Material to process
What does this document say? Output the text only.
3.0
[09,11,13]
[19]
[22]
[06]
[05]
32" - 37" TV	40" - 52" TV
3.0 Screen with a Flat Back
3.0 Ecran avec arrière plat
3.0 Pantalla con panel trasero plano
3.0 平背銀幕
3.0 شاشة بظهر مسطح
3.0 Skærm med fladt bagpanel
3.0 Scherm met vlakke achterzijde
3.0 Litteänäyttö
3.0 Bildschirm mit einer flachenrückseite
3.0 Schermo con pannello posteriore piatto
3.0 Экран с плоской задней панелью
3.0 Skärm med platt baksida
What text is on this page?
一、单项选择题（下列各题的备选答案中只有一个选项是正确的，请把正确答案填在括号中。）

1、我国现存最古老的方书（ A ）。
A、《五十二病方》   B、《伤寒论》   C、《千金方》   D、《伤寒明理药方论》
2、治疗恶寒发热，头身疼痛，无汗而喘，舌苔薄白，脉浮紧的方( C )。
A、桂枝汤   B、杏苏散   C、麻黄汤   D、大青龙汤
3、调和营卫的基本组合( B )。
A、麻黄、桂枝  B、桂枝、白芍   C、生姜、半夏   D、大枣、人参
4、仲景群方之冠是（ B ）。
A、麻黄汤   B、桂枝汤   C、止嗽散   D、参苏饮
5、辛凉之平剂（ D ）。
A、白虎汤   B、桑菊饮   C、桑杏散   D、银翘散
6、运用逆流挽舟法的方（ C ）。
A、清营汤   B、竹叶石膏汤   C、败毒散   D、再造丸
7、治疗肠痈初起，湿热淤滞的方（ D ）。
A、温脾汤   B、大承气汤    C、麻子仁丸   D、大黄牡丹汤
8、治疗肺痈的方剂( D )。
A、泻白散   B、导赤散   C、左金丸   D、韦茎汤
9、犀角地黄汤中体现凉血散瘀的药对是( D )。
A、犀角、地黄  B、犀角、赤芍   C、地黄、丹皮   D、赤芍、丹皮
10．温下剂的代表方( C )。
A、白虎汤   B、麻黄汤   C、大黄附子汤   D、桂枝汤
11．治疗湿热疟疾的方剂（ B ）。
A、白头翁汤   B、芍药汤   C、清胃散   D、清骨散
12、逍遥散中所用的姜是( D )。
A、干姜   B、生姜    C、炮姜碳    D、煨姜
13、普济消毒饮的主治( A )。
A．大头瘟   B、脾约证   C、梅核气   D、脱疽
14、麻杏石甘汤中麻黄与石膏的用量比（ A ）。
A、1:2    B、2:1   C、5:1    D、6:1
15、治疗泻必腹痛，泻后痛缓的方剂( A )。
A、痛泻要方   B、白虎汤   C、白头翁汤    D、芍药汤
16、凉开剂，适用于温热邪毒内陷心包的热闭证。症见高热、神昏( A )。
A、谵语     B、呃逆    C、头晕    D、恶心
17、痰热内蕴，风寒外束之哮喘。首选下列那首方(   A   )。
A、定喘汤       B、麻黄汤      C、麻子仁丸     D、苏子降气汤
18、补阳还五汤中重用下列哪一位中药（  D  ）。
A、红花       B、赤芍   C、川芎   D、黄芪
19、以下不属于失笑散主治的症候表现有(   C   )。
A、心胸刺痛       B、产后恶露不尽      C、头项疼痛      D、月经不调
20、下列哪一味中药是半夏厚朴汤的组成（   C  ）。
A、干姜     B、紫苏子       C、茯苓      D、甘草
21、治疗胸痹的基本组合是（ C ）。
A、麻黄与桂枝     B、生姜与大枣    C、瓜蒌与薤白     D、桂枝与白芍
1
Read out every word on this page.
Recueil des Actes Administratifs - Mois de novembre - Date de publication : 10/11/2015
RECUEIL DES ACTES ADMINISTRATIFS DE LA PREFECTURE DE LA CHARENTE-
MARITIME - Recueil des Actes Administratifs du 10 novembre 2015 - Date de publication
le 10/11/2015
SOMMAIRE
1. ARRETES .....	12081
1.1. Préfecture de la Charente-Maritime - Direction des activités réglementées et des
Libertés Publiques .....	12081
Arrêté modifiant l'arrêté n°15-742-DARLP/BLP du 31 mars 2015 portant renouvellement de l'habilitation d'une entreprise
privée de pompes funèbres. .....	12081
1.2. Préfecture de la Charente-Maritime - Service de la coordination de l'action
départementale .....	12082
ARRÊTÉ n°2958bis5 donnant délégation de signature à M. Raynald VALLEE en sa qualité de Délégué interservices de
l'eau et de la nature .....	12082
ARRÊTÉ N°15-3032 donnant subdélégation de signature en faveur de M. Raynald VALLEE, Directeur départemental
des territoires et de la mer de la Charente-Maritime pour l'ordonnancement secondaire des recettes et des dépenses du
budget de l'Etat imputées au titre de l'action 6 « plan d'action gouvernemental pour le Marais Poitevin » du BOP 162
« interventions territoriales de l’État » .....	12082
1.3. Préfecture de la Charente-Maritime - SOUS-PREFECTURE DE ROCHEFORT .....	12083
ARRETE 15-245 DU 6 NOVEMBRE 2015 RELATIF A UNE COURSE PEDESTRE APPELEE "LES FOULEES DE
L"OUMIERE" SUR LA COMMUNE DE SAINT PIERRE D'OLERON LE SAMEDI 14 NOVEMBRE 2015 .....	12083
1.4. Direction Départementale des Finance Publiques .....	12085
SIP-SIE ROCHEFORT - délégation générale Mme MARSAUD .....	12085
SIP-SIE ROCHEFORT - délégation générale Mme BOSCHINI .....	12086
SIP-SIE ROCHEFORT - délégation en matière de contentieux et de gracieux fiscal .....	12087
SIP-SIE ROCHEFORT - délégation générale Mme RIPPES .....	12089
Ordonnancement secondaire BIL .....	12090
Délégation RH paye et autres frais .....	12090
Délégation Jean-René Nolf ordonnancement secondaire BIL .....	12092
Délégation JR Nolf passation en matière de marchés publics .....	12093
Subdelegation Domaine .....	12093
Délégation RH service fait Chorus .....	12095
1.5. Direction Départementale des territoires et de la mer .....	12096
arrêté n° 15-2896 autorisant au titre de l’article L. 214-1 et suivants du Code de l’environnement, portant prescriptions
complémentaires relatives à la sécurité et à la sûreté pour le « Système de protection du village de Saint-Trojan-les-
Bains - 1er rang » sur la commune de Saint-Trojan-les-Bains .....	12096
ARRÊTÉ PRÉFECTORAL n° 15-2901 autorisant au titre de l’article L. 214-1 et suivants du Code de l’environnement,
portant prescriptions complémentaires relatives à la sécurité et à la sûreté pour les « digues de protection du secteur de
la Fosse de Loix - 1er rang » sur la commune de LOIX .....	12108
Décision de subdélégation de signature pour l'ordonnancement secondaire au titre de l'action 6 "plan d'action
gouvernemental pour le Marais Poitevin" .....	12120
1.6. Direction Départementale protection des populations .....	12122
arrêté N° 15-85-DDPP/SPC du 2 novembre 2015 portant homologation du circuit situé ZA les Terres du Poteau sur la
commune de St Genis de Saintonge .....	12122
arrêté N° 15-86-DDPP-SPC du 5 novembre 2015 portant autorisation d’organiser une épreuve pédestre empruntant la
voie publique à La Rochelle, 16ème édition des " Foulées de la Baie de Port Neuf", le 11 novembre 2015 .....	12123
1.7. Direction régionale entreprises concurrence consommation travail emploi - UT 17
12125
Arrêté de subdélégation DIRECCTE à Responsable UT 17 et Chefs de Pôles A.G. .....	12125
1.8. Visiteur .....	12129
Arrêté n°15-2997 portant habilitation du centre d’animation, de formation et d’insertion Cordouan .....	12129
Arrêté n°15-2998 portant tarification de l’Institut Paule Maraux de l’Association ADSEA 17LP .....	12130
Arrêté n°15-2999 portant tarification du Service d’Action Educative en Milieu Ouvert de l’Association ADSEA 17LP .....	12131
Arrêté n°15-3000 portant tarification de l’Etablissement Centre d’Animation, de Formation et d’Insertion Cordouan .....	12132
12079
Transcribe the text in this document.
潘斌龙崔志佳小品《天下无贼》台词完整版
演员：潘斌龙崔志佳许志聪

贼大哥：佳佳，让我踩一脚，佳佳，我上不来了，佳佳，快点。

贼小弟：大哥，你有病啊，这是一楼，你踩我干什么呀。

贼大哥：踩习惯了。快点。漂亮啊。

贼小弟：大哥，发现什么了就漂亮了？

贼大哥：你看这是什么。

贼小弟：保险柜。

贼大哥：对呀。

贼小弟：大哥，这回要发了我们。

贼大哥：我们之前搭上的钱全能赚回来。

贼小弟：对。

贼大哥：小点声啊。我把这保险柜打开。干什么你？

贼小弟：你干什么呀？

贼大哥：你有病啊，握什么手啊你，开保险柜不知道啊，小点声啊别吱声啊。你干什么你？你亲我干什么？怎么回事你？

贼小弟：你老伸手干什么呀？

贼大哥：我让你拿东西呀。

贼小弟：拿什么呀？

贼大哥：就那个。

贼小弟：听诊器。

What is required
Your answer should be a single number: how many lines of the material contain the word "Cordouan".

Exercise solution
2